- Objective:
Every line below that holds the string "Desventajas" should be copied out.

- Data provided:
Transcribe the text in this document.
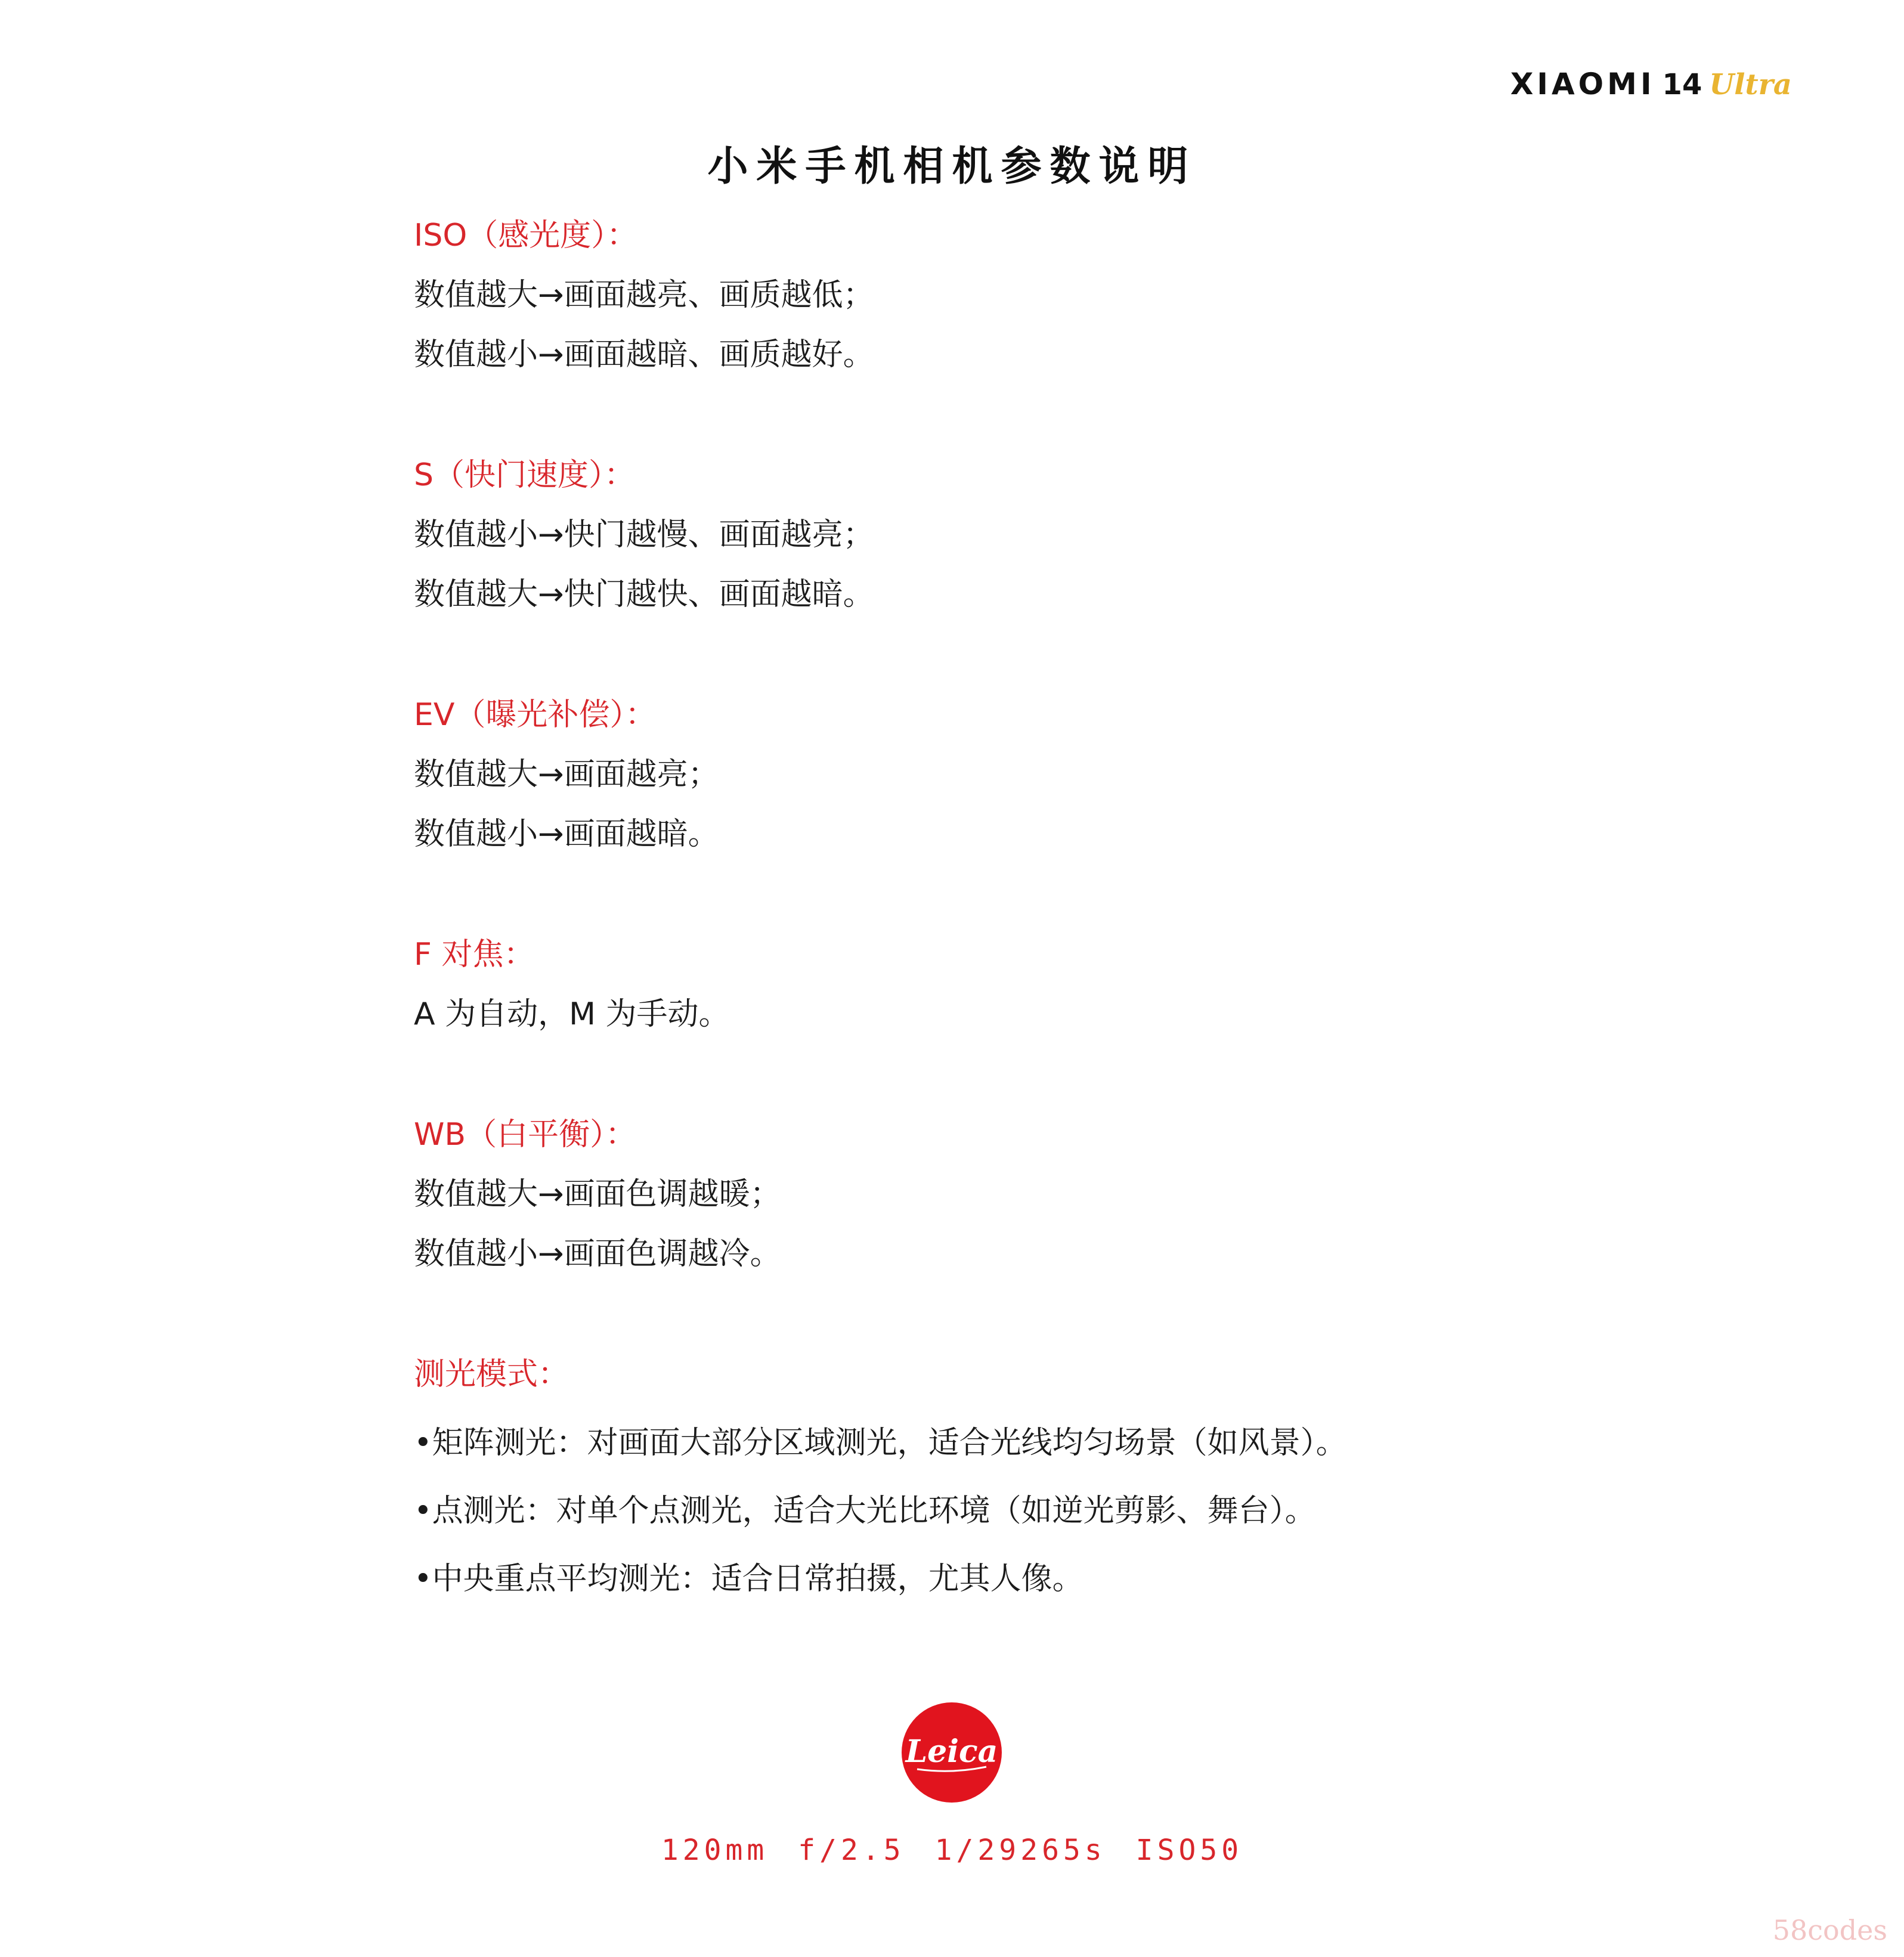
XIAOMI 14 Ultra
小米手机相机参数说明
ISO（感光度）：
数值越大→画面越亮、画质越低；
数值越小→画面越暗、画质越好。
S（快门速度）：
数值越小→快门越慢、画面越亮；
数值越大→快门越快、画面越暗。
EV（曝光补偿）：
数值越大→画面越亮；
数值越小→画面越暗。
F 对焦：
A 为自动，M 为手动。
WB（白平衡）：
数值越大→画面色调越暖；
数值越小→画面色调越冷。
测光模式：
•矩阵测光：对画面大部分区域测光，适合光线均匀场景（如风景）。
•点测光：对单个点测光，适合大光比环境（如逆光剪影、舞台）。
•中央重点平均测光：适合日常拍摄，尤其人像。
Leica
120mm f/2.5 1/29265s ISO50
58codes
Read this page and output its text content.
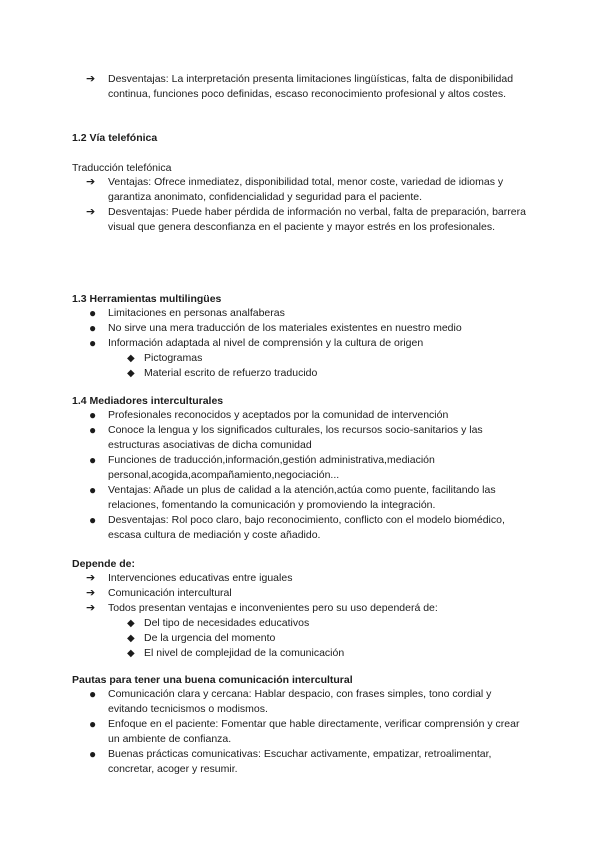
➔ Desventajas: La interpretación presenta limitaciones lingüísticas, falta de disponibilidad continua, funciones poco definidas, escaso reconocimiento profesional y altos costes.
1.2 Vía telefónica
Traducción telefónica
➔ Ventajas: Ofrece inmediatez, disponibilidad total, menor coste, variedad de idiomas y garantiza anonimato, confidencialidad y seguridad para el paciente.
➔ Desventajas: Puede haber pérdida de información no verbal, falta de preparación, barrera visual que genera desconfianza en el paciente y mayor estrés en los profesionales.
1.3 Herramientas multilingües
● Limitaciones en personas analfaberas
● No sirve una mera traducción de los materiales existentes en nuestro medio
● Información adaptada al nivel de comprensión y la cultura de origen
◆ Pictogramas
◆ Material escrito de refuerzo traducido
1.4 Mediadores interculturales
● Profesionales reconocidos y aceptados por la comunidad de intervención
● Conoce la lengua y los significados culturales, los recursos socio-sanitarios y las estructuras asociativas de dicha comunidad
● Funciones de traducción,información,gestión administrativa,mediación personal,acogida,acompañamiento,negociación...
● Ventajas: Añade un plus de calidad a la atención,actúa como puente, facilitando las relaciones, fomentando la comunicación y promoviendo la integración.
● Desventajas: Rol poco claro, bajo reconocimiento, conflicto con el modelo biomédico, escasa cultura de mediación y coste añadido.
Depende de:
➔ Intervenciones educativas entre iguales
➔ Comunicación intercultural
➔ Todos presentan ventajas e inconvenientes pero su uso dependerá de:
◆ Del tipo de necesidades educativos
◆ De la urgencia del momento
◆ El nivel de complejidad de la comunicación
Pautas para tener una buena comunicación intercultural
● Comunicación clara y cercana: Hablar despacio, con frases simples, tono cordial y evitando tecnicismos o modismos.
● Enfoque en el paciente: Fomentar que hable directamente, verificar comprensión y crear un ambiente de confianza.
● Buenas prácticas comunicativas: Escuchar activamente, empatizar, retroalimentar, concretar, acoger y resumir.
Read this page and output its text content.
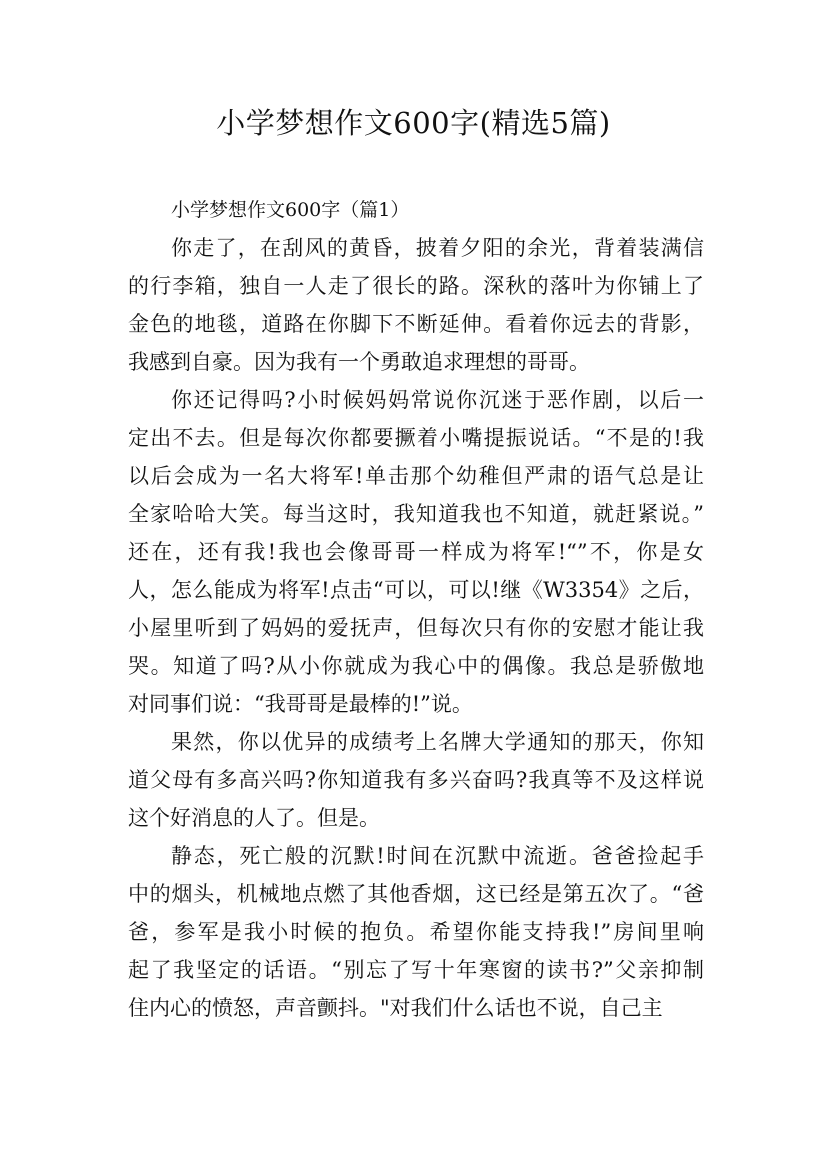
小学梦想作文600字(精选5篇)

小学梦想作文600字（篇1）

你走了，在刮风的黄昏，披着夕阳的余光，背着装满信
的行李箱，独自一人走了很长的路。深秋的落叶为你铺上了
金色的地毯，道路在你脚下不断延伸。看着你远去的背影，
我感到自豪。因为我有一个勇敢追求理想的哥哥。
你还记得吗?小时候妈妈常说你沉迷于恶作剧，以后一
定出不去。但是每次你都要撅着小嘴提振说话。“不是的!我
以后会成为一名大将军!单击那个幼稚但严肃的语气总是让
全家哈哈大笑。每当这时，我知道我也不知道，就赶紧说。”
还在，还有我!我也会像哥哥一样成为将军!“”不，你是女
人，怎么能成为将军!点击“可以，可以!继《W3354》之后，
小屋里听到了妈妈的爱抚声，但每次只有你的安慰才能让我
哭。知道了吗?从小你就成为我心中的偶像。我总是骄傲地
对同事们说：“我哥哥是最棒的!”说。
果然，你以优异的成绩考上名牌大学通知的那天，你知
道父母有多高兴吗?你知道我有多兴奋吗?我真等不及这样说
这个好消息的人了。但是。
静态，死亡般的沉默!时间在沉默中流逝。爸爸捡起手
中的烟头，机械地点燃了其他香烟，这已经是第五次了。“爸
爸，参军是我小时候的抱负。希望你能支持我!”房间里响
起了我坚定的话语。“别忘了写十年寒窗的读书?”父亲抑制
住内心的愤怒，声音颤抖。"对我们什么话也不说，自己主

- Solved exercise:
➔ Desventajas: La interpretación presenta limitaciones lingüísticas, falta de disponibilidad continua, funciones poco definidas, escaso reconocimiento profesional y altos costes.
➔ Desventajas: Puede haber pérdida de información no verbal, falta de preparación, barrera visual que genera desconfianza en el paciente y mayor estrés en los profesionales.
● Desventajas: Rol poco claro, bajo reconocimiento, conflicto con el modelo biomédico, escasa cultura de mediación y coste añadido.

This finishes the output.